======== Material for the task
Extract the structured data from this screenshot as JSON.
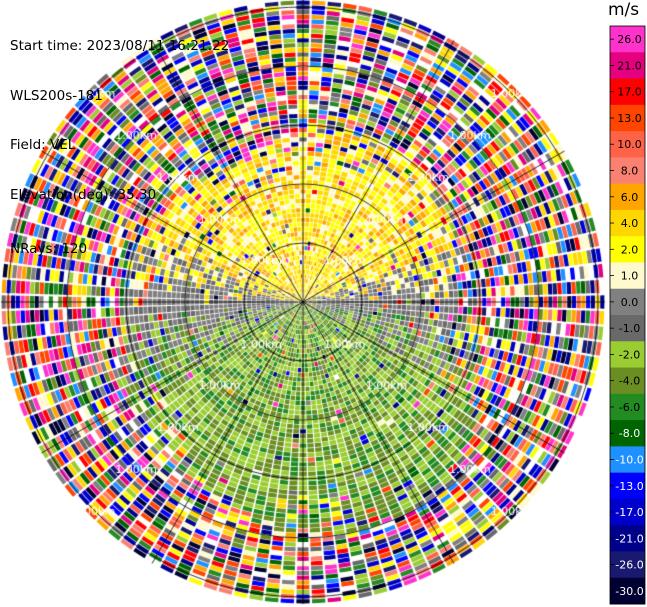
{
  "header": {
    "start_time": "Start time: 2023/08/11 16:21:22",
    "instrument": "WLS200s-181",
    "field": "Field: VEL",
    "elevation": "Elevation(deg): 35.30",
    "nrays": "NRays: 120"
  },
  "colorbar": {
    "unit": "m/s",
    "ticks": [
      "26.0",
      "21.0",
      "17.0",
      "13.0",
      "10.0",
      "8.0",
      "6.0",
      "4.0",
      "2.0",
      "1.0",
      "0.0",
      "-1.0",
      "-2.0",
      "-4.0",
      "-6.0",
      "-8.0",
      "-10.0",
      "-13.0",
      "-17.0",
      "-21.0",
      "-26.0",
      "-30.0"
    ],
    "colors": [
      "#ff33cc",
      "#e4007f",
      "#ff0000",
      "#ff4500",
      "#ff6347",
      "#fa8072",
      "#ffa500",
      "#ffd700",
      "#ffff00",
      "#fffacd",
      "#808080",
      "#696969",
      "#9acd32",
      "#6b8e23",
      "#228b22",
      "#006400",
      "#1e90ff",
      "#0000ff",
      "#0000cd",
      "#00008b",
      "#191970",
      "#000033"
    ]
  },
  "chart_data": {
    "type": "ppi",
    "field": "VEL",
    "nrays": 120,
    "range_rings_km": [
      1,
      2,
      3,
      4,
      5
    ],
    "ring_label": "1.00km",
    "velocity_range": [
      -30,
      26
    ],
    "pattern": {
      "inner_north": "positive 1–6 m/s (yellow/orange)",
      "inner_east_west": "near zero (gray)",
      "inner_south": "negative -2 to -6 m/s (green)",
      "outer": "noise, full color range"
    }
  }
}
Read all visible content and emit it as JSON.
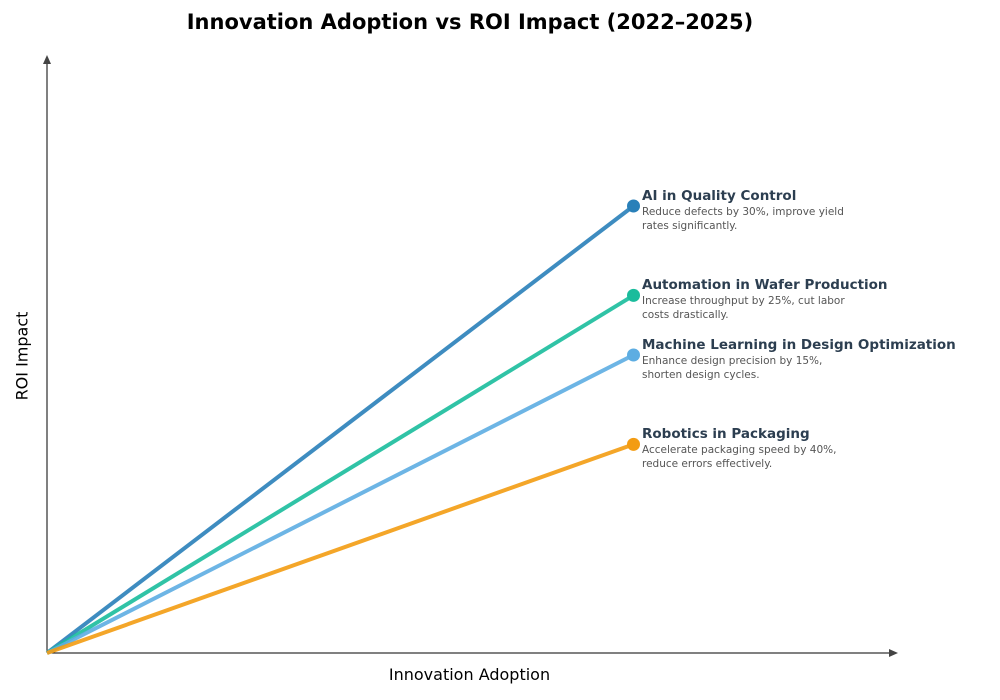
{
  "chart_data": {
    "type": "line",
    "title": "Innovation Adoption vs ROI Impact (2022–2025)",
    "xlabel": "Innovation Adoption",
    "ylabel": "ROI Impact",
    "xlim": [
      0,
      1
    ],
    "ylim": [
      0,
      1
    ],
    "grid": false,
    "legend": "annotations at line ends",
    "series": [
      {
        "name": "AI in Quality Control",
        "description": "Reduce defects by 30%, improve yield rates significantly.",
        "color": "#2980b9",
        "x": [
          0,
          0.69
        ],
        "y": [
          0,
          0.75
        ]
      },
      {
        "name": "Automation in Wafer Production",
        "description": "Increase throughput by 25%, cut labor costs drastically.",
        "color": "#1abc9c",
        "x": [
          0,
          0.69
        ],
        "y": [
          0,
          0.6
        ]
      },
      {
        "name": "Machine Learning in Design Optimization",
        "description": "Enhance design precision by 15%, shorten design cycles.",
        "color": "#5dade2",
        "x": [
          0,
          0.69
        ],
        "y": [
          0,
          0.5
        ]
      },
      {
        "name": "Robotics in Packaging",
        "description": "Accelerate packaging speed by 40%, reduce errors effectively.",
        "color": "#f39c12",
        "x": [
          0,
          0.69
        ],
        "y": [
          0,
          0.35
        ]
      }
    ]
  }
}
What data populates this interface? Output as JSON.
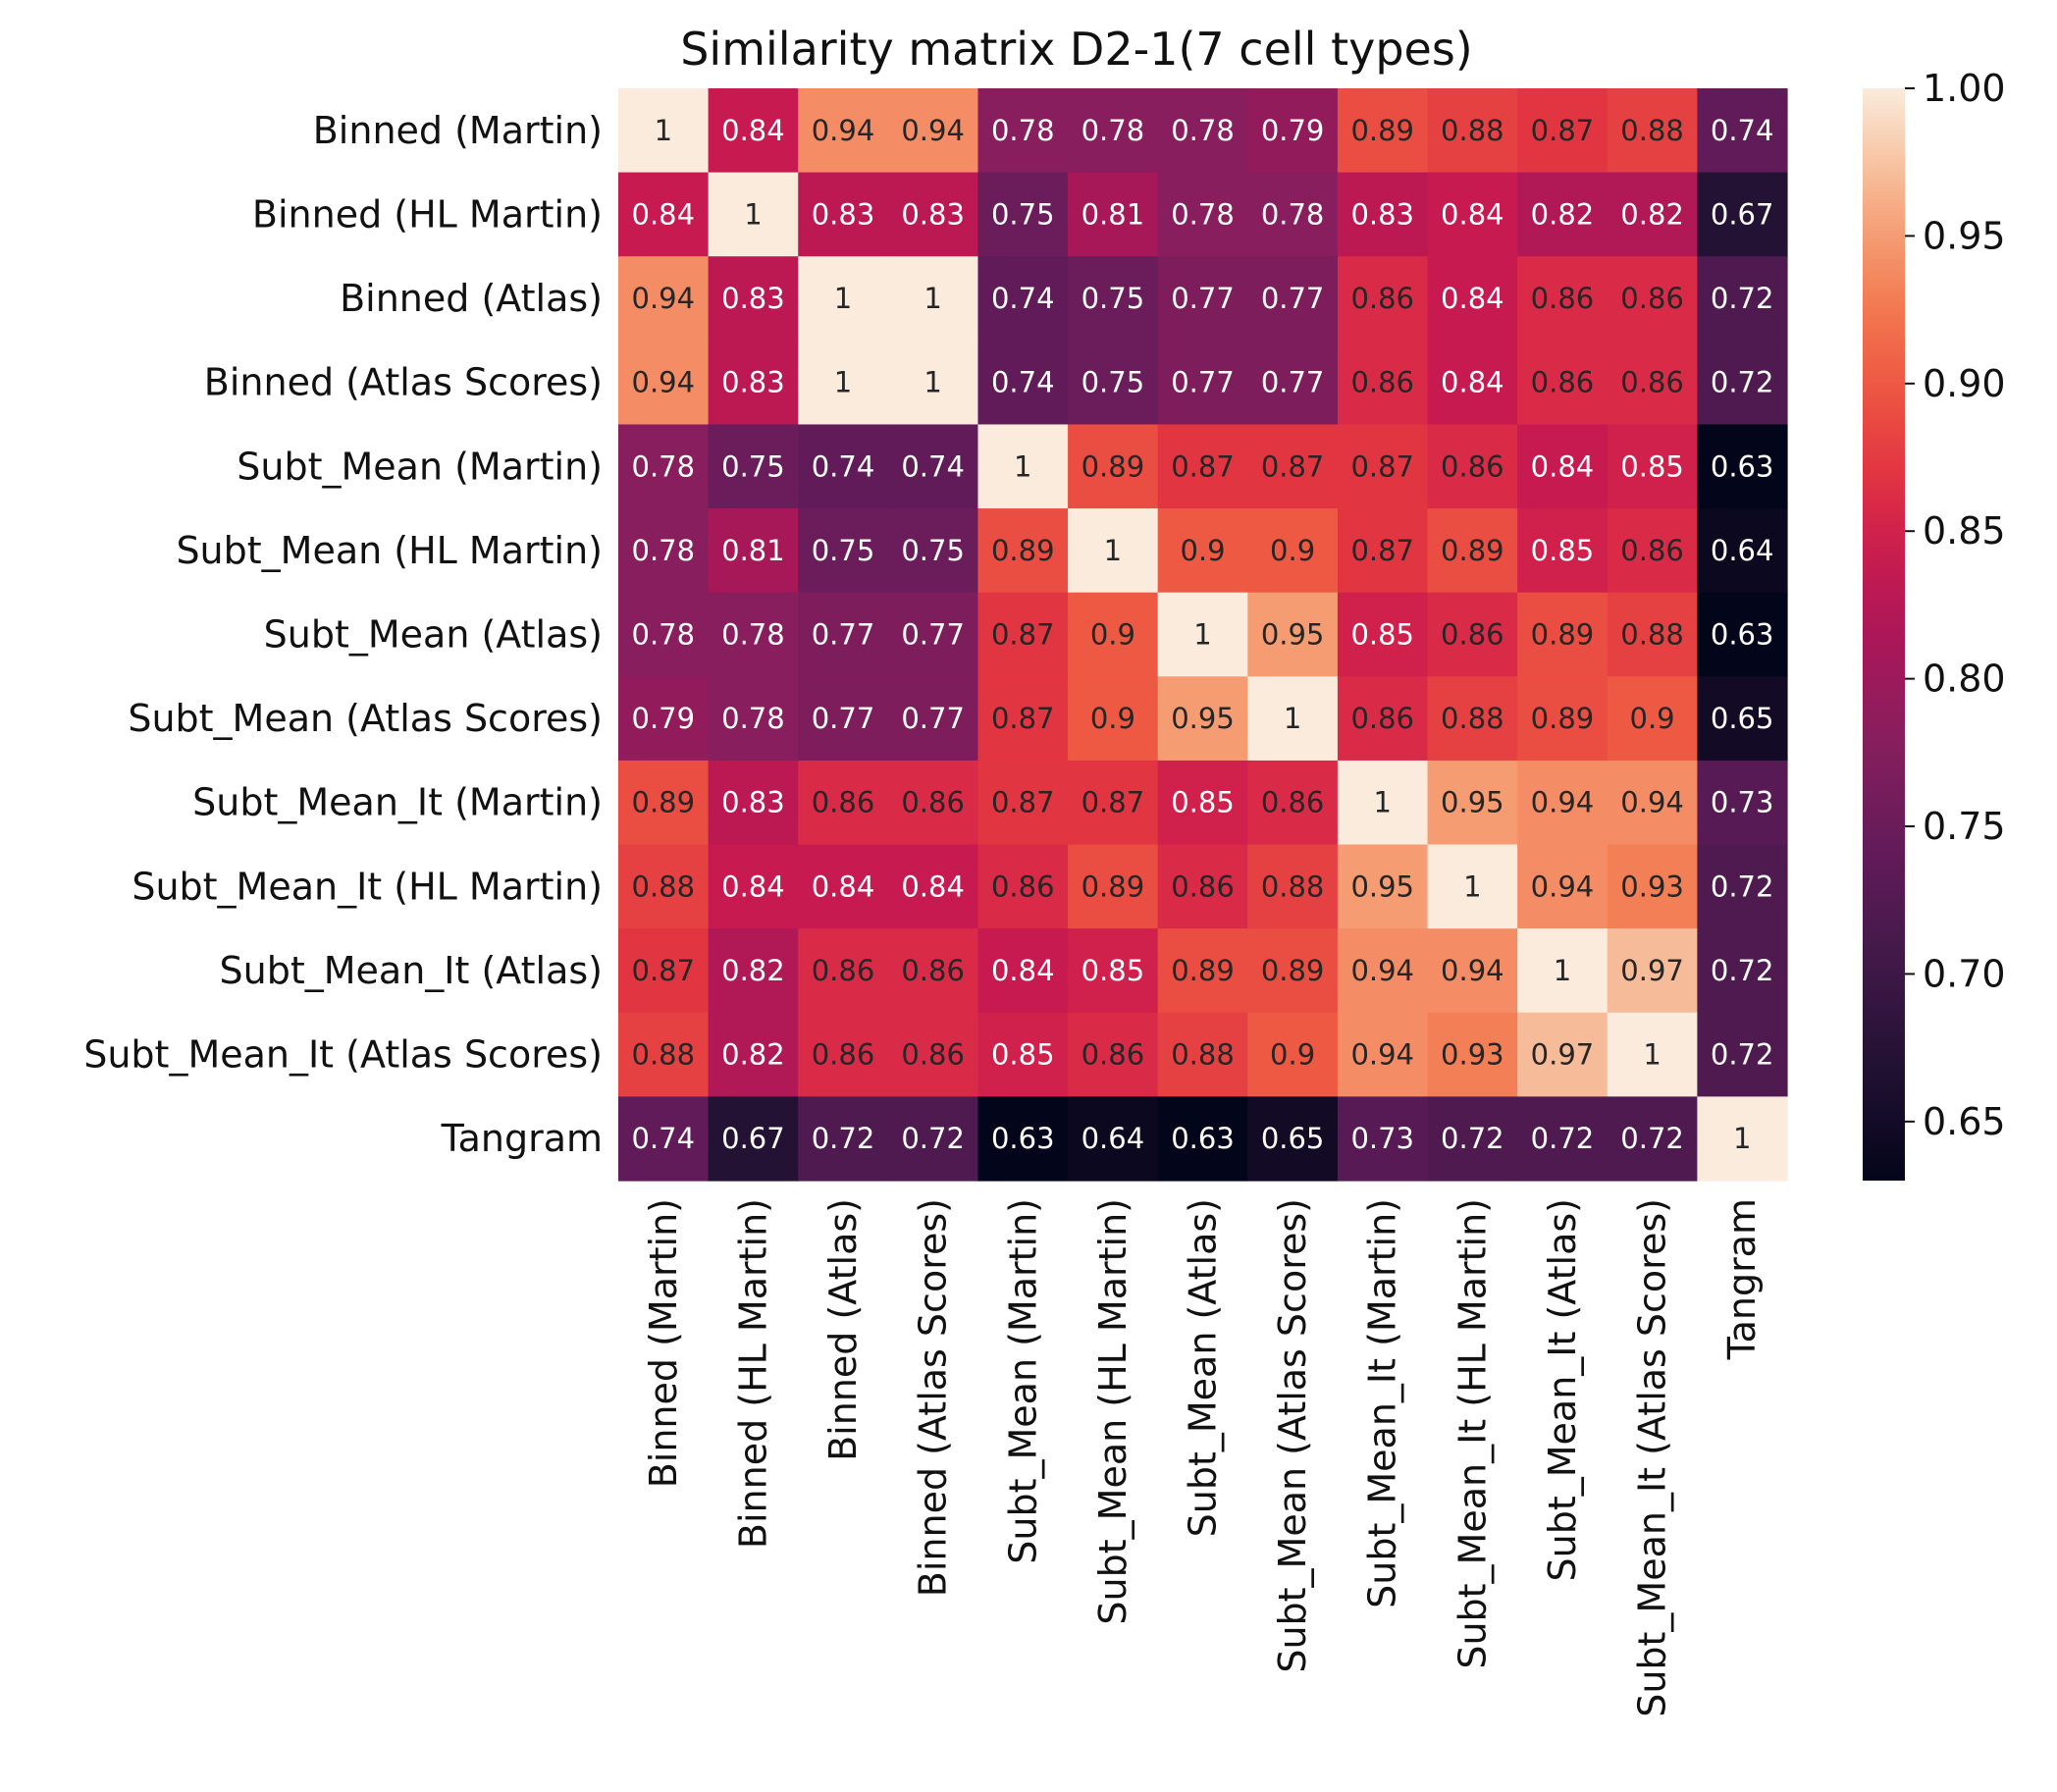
{
  "chart_data": {
    "type": "heatmap",
    "title": "Similarity matrix D2-1(7 cell types)",
    "row_labels": [
      "Binned (Martin)",
      "Binned (HL Martin)",
      "Binned (Atlas)",
      "Binned (Atlas Scores)",
      "Subt_Mean (Martin)",
      "Subt_Mean (HL Martin)",
      "Subt_Mean (Atlas)",
      "Subt_Mean (Atlas Scores)",
      "Subt_Mean_It (Martin)",
      "Subt_Mean_It (HL Martin)",
      "Subt_Mean_It (Atlas)",
      "Subt_Mean_It (Atlas Scores)",
      "Tangram"
    ],
    "col_labels": [
      "Binned (Martin)",
      "Binned (HL Martin)",
      "Binned (Atlas)",
      "Binned (Atlas Scores)",
      "Subt_Mean (Martin)",
      "Subt_Mean (HL Martin)",
      "Subt_Mean (Atlas)",
      "Subt_Mean (Atlas Scores)",
      "Subt_Mean_It (Martin)",
      "Subt_Mean_It (HL Martin)",
      "Subt_Mean_It (Atlas)",
      "Subt_Mean_It (Atlas Scores)",
      "Tangram"
    ],
    "values": [
      [
        1,
        0.84,
        0.94,
        0.94,
        0.78,
        0.78,
        0.78,
        0.79,
        0.89,
        0.88,
        0.87,
        0.88,
        0.74
      ],
      [
        0.84,
        1,
        0.83,
        0.83,
        0.75,
        0.81,
        0.78,
        0.78,
        0.83,
        0.84,
        0.82,
        0.82,
        0.67
      ],
      [
        0.94,
        0.83,
        1,
        1,
        0.74,
        0.75,
        0.77,
        0.77,
        0.86,
        0.84,
        0.86,
        0.86,
        0.72
      ],
      [
        0.94,
        0.83,
        1,
        1,
        0.74,
        0.75,
        0.77,
        0.77,
        0.86,
        0.84,
        0.86,
        0.86,
        0.72
      ],
      [
        0.78,
        0.75,
        0.74,
        0.74,
        1,
        0.89,
        0.87,
        0.87,
        0.87,
        0.86,
        0.84,
        0.85,
        0.63
      ],
      [
        0.78,
        0.81,
        0.75,
        0.75,
        0.89,
        1,
        0.9,
        0.9,
        0.87,
        0.89,
        0.85,
        0.86,
        0.64
      ],
      [
        0.78,
        0.78,
        0.77,
        0.77,
        0.87,
        0.9,
        1,
        0.95,
        0.85,
        0.86,
        0.89,
        0.88,
        0.63
      ],
      [
        0.79,
        0.78,
        0.77,
        0.77,
        0.87,
        0.9,
        0.95,
        1,
        0.86,
        0.88,
        0.89,
        0.9,
        0.65
      ],
      [
        0.89,
        0.83,
        0.86,
        0.86,
        0.87,
        0.87,
        0.85,
        0.86,
        1,
        0.95,
        0.94,
        0.94,
        0.73
      ],
      [
        0.88,
        0.84,
        0.84,
        0.84,
        0.86,
        0.89,
        0.86,
        0.88,
        0.95,
        1,
        0.94,
        0.93,
        0.72
      ],
      [
        0.87,
        0.82,
        0.86,
        0.86,
        0.84,
        0.85,
        0.89,
        0.89,
        0.94,
        0.94,
        1,
        0.97,
        0.72
      ],
      [
        0.88,
        0.82,
        0.86,
        0.86,
        0.85,
        0.86,
        0.88,
        0.9,
        0.94,
        0.93,
        0.97,
        1,
        0.72
      ],
      [
        0.74,
        0.67,
        0.72,
        0.72,
        0.63,
        0.64,
        0.63,
        0.65,
        0.73,
        0.72,
        0.72,
        0.72,
        1
      ]
    ],
    "colorbar": {
      "colormap": "rocket",
      "range": [
        0.63,
        1.0
      ],
      "ticks": [
        "0.65",
        "0.70",
        "0.75",
        "0.80",
        "0.85",
        "0.90",
        "0.95",
        "1.00"
      ]
    },
    "annotations": "cell values shown"
  }
}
================
Lines from the records above that hold "Impact" are the ones to list.

    "title": "Innovation Adoption vs ROI Impact (2022–2025)",
    "ylabel": "ROI Impact",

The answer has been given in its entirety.